Written problem 1
Lay out the listing as a JSON list of strings, one string per line, from its first line up to and including the line containing "window-traffic-lights bbox=[11, 21, 75, 37]". Leave out blank lines.

Passage shown
An alternative to “accent reduction” and “accent modification” is “pronunciation teaching,” the term typically employed by applied linguists. Language teachers, however, as indicated previously, often have limited access to training, because university teacher education programs rarely include coursework on how to teach pronunciation. In a survey of Canadian language programs, Foote et al. (2011) found that teachers generally recognize the importance of pronunciation, but often feel they have inadequate skills. In light of the recent explosion of applied phonetics research, more teacher training opportunities are likely to emerge in the future.
The current momentum in pronunciation research will lead to advancements in a variety of subdomains. Areas of particular need can be identified through an examination of Figure 17.1. Knowledge and Attitudes represents a subdomain in which a great deal of valuable work has already been carried out. Remaining avenues to explore include the benefits of intensive PI during the first massive exposure to the L2, referred to as the “Window of Maximal Opportunity” (WMO) (Derwing & Munro, 2015). Nevertheless, this area of work, along with Pedagogical Goals, represents the least urgent needs of the field. Such is not the case for Focus of Attention, which requires considerably more investigation. Teachers need guidance on where to focus their priorities in the pursuit of intelligibility and comprehensibility goals. Suitable issues for empirical inquiry include functional load, error gravity, and combinatory effects of pronunciation errors.

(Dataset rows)

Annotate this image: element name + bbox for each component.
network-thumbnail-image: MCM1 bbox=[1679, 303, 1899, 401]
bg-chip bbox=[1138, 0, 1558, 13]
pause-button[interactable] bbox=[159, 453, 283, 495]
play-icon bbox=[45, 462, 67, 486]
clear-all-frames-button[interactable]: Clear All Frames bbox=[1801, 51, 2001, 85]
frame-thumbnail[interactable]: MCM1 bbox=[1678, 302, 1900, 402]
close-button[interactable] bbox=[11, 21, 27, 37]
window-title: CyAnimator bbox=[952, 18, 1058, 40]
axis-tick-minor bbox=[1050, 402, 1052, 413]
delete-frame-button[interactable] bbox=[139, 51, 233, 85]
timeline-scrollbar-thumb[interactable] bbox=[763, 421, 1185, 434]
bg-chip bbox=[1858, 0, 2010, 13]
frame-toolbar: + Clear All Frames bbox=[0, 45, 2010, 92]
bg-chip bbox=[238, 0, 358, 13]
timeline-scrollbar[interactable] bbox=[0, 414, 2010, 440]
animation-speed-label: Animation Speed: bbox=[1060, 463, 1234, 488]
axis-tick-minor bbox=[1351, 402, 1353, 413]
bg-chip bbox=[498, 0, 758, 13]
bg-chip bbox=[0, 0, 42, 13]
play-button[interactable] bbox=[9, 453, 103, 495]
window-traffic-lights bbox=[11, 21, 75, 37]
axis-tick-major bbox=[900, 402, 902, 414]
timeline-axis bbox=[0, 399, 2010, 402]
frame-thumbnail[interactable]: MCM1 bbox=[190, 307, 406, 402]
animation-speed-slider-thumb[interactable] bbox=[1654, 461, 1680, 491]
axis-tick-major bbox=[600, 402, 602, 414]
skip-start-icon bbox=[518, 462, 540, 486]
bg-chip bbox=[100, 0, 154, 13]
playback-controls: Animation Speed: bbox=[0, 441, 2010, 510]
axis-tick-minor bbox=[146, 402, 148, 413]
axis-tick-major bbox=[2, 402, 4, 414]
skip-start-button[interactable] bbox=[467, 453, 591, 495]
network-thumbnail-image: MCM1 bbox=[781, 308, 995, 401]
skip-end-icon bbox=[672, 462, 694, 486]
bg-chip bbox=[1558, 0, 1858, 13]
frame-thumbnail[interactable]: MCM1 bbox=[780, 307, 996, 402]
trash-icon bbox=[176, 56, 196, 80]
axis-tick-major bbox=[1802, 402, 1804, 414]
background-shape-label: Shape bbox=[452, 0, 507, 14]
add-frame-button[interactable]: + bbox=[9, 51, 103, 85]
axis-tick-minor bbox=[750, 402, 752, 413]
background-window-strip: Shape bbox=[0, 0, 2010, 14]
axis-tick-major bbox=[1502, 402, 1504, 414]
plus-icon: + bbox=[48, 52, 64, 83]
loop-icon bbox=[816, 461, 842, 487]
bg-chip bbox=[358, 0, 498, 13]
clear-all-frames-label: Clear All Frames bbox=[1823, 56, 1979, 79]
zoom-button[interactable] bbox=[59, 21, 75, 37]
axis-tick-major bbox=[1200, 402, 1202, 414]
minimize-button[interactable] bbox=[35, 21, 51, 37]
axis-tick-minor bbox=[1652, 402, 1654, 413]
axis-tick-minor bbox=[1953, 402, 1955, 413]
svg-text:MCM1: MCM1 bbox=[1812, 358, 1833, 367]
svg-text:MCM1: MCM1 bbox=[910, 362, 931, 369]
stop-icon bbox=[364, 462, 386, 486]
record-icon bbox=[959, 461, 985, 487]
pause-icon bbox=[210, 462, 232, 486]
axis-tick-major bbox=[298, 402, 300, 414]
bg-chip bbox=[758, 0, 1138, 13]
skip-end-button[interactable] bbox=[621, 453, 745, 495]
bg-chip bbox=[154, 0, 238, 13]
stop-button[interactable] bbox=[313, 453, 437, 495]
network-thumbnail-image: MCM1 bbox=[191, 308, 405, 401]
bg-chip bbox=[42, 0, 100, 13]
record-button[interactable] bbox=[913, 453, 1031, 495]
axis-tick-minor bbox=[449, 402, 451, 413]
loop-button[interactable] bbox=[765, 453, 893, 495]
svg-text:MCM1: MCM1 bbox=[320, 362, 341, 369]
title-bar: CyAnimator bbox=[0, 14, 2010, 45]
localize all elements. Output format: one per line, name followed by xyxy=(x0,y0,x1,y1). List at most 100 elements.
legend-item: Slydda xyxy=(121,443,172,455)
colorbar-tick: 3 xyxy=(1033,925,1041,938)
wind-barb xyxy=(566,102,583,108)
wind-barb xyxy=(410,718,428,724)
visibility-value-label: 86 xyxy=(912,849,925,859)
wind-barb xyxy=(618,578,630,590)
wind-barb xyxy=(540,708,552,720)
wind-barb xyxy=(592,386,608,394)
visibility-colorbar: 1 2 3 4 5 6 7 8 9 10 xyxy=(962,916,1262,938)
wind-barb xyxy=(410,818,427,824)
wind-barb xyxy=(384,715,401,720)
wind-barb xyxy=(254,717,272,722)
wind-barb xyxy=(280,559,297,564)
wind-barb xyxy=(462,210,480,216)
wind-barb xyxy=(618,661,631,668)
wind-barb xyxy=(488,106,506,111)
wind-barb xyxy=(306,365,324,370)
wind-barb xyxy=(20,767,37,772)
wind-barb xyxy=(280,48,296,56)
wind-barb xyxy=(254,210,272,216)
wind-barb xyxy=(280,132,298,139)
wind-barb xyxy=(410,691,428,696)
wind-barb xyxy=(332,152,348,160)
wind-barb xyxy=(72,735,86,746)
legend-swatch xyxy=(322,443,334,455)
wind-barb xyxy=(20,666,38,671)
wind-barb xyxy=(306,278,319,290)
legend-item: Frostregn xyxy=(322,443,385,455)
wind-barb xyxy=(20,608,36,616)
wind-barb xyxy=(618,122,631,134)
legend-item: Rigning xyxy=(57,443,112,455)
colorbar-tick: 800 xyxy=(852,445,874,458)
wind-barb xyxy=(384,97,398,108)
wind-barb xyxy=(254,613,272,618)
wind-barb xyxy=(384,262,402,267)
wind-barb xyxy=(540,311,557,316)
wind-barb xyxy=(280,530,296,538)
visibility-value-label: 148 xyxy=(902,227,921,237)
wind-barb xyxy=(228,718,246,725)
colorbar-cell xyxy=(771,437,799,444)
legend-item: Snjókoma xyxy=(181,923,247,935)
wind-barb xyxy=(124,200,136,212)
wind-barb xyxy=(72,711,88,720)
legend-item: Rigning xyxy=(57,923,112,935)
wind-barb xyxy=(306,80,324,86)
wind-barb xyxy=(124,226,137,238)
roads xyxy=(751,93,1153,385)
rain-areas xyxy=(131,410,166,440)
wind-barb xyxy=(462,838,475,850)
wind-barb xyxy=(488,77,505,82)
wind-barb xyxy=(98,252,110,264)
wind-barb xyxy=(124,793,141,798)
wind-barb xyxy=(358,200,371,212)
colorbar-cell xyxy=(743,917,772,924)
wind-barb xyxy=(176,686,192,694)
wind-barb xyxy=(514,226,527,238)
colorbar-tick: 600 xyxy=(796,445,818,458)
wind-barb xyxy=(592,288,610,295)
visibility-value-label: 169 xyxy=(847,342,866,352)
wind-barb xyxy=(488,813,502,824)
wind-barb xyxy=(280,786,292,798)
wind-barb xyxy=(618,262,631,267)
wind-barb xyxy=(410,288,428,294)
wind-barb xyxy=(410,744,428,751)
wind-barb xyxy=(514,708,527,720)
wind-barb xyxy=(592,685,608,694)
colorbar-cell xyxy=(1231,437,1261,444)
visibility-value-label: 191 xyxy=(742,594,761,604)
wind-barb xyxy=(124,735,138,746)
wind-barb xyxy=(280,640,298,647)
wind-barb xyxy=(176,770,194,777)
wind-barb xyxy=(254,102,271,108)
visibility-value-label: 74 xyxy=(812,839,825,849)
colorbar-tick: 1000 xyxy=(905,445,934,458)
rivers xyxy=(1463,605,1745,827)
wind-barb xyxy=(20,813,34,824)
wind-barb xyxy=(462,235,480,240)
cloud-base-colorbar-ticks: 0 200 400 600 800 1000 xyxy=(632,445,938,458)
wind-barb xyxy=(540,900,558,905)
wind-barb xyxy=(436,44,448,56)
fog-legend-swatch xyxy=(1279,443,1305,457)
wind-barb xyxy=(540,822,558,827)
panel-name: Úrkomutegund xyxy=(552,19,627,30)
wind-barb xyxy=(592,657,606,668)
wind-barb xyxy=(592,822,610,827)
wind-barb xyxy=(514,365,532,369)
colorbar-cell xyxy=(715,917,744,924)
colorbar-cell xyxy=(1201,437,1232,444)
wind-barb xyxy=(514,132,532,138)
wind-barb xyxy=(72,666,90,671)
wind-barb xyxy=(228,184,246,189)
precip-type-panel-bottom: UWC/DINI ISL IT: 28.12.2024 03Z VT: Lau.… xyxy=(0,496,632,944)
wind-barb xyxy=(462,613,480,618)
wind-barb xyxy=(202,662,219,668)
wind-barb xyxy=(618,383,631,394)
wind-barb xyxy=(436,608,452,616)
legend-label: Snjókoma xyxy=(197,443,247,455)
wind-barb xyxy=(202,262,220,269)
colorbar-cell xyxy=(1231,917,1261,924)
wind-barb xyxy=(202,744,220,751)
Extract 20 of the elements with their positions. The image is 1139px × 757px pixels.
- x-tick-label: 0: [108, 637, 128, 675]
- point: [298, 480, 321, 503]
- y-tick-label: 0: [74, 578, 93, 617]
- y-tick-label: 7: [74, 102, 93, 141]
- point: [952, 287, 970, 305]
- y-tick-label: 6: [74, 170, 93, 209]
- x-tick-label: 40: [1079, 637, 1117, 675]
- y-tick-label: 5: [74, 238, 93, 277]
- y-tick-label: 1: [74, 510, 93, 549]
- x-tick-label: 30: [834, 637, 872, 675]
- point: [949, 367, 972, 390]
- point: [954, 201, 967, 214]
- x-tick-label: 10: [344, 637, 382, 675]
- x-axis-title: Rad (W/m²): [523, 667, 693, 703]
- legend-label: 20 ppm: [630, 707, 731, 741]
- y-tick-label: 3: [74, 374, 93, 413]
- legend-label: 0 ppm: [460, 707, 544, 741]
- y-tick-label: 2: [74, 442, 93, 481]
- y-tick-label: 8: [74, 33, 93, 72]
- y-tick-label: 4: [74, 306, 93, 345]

Written problem 2
List every issue that the passage on pronunciation teaching names as suitable for empirical inquiry.

Written answer 1
[
  "Annotate this image: element name + bbox for each component.",
  "network-thumbnail-image: MCM1 bbox=[1679, 303, 1899, 401]",
  "bg-chip bbox=[1138, 0, 1558, 13]",
  "pause-button[interactable] bbox=[159, 453, 283, 495]",
  "play-icon bbox=[45, 462, 67, 486]",
  "clear-all-frames-button[interactable]: Clear All Frames bbox=[1801, 51, 2001, 85]",
  "frame-thumbnail[interactable]: MCM1 bbox=[1678, 302, 1900, 402]",
  "close-button[interactable] bbox=[11, 21, 27, 37]",
  "window-title: CyAnimator bbox=[952, 18, 1058, 40]",
  "axis-tick-minor bbox=[1050, 402, 1052, 413]",
  "delete-frame-button[interactable] bbox=[139, 51, 233, 85]",
  "timeline-scrollbar-thumb[interactable] bbox=[763, 421, 1185, 434]",
  "bg-chip bbox=[1858, 0, 2010, 13]",
  "frame-toolbar: + Clear All Frames bbox=[0, 45, 2010, 92]",
  "bg-chip bbox=[238, 0, 358, 13]",
  "timeline-scrollbar[interactable] bbox=[0, 414, 2010, 440]",
  "animation-speed-label: Animation Speed: bbox=[1060, 463, 1234, 488]",
  "axis-tick-minor bbox=[1351, 402, 1353, 413]",
  "bg-chip bbox=[498, 0, 758, 13]",
  "bg-chip bbox=[0, 0, 42, 13]",
  "play-button[interactable] bbox=[9, 453, 103, 495]",
  "window-traffic-lights bbox=[11, 21, 75, 37]"
]

Written answer 2
- functional load
- error gravity
- combinatory effects of pronunciation errors